TASK INSTRUCTIONS: Quote the records that follow in full and exactly; leave out the pictures.
######
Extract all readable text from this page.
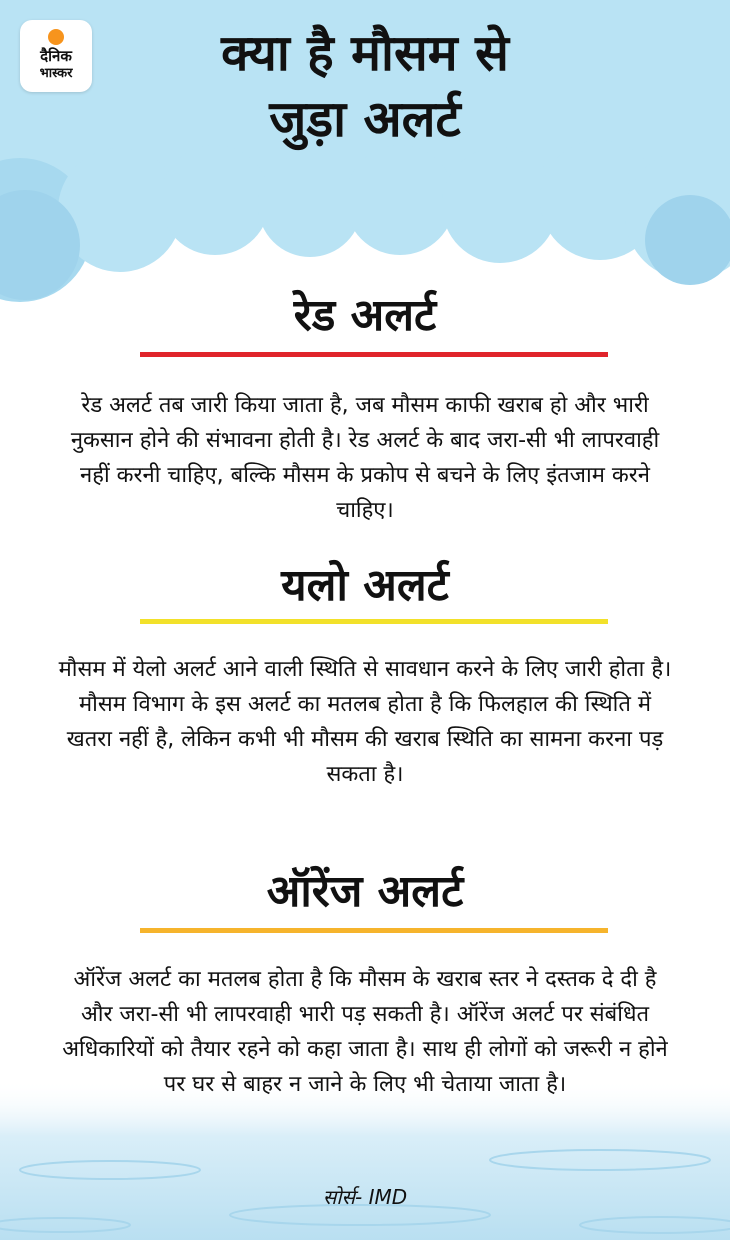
दैनिक
भास्कर	क्या है मौसम से
जुड़ा अलर्ट
रेड अलर्ट
रेड अलर्ट तब जारी किया जाता है, जब मौसम काफी खराब हो और भारी नुकसान होने की संभावना होती है। रेड अलर्ट के बाद जरा-सी भी लापरवाही नहीं करनी चाहिए, बल्कि मौसम के प्रकोप से बचने के लिए इंतजाम करने चाहिए।
यलो अलर्ट
मौसम में येलो अलर्ट आने वाली स्थिति से सावधान करने के लिए जारी होता है। मौसम विभाग के इस अलर्ट का मतलब होता है कि फिलहाल की स्थिति में खतरा नहीं है, लेकिन कभी भी मौसम की खराब स्थिति का सामना करना पड़ सकता है।
ऑरेंज अलर्ट
ऑरेंज अलर्ट का मतलब होता है कि मौसम के खराब स्तर ने दस्तक दे दी है और जरा-सी भी लापरवाही भारी पड़ सकती है। ऑरेंज अलर्ट पर संबंधित अधिकारियों को तैयार रहने को कहा जाता है। साथ ही लोगों को जरूरी न होने पर घर से बाहर न जाने के लिए भी चेताया जाता है।
सोर्स- IMD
######
FINAL RESULT:
Extract all readable text from this page.
दैनिक
भास्कर	क्या है मौसम से
जुड़ा अलर्ट
रेड अलर्ट
रेड अलर्ट तब जारी किया जाता है, जब मौसम काफी खराब हो और भारी नुकसान होने की संभावना होती है। रेड अलर्ट के बाद जरा-सी भी लापरवाही नहीं करनी चाहिए, बल्कि मौसम के प्रकोप से बचने के लिए इंतजाम करने चाहिए।
यलो अलर्ट
मौसम में येलो अलर्ट आने वाली स्थिति से सावधान करने के लिए जारी होता है। मौसम विभाग के इस अलर्ट का मतलब होता है कि फिलहाल की स्थिति में खतरा नहीं है, लेकिन कभी भी मौसम की खराब स्थिति का सामना करना पड़ सकता है।
ऑरेंज अलर्ट
ऑरेंज अलर्ट का मतलब होता है कि मौसम के खराब स्तर ने दस्तक दे दी है और जरा-सी भी लापरवाही भारी पड़ सकती है। ऑरेंज अलर्ट पर संबंधित अधिकारियों को तैयार रहने को कहा जाता है। साथ ही लोगों को जरूरी न होने पर घर से बाहर न जाने के लिए भी चेताया जाता है।
सोर्स- IMD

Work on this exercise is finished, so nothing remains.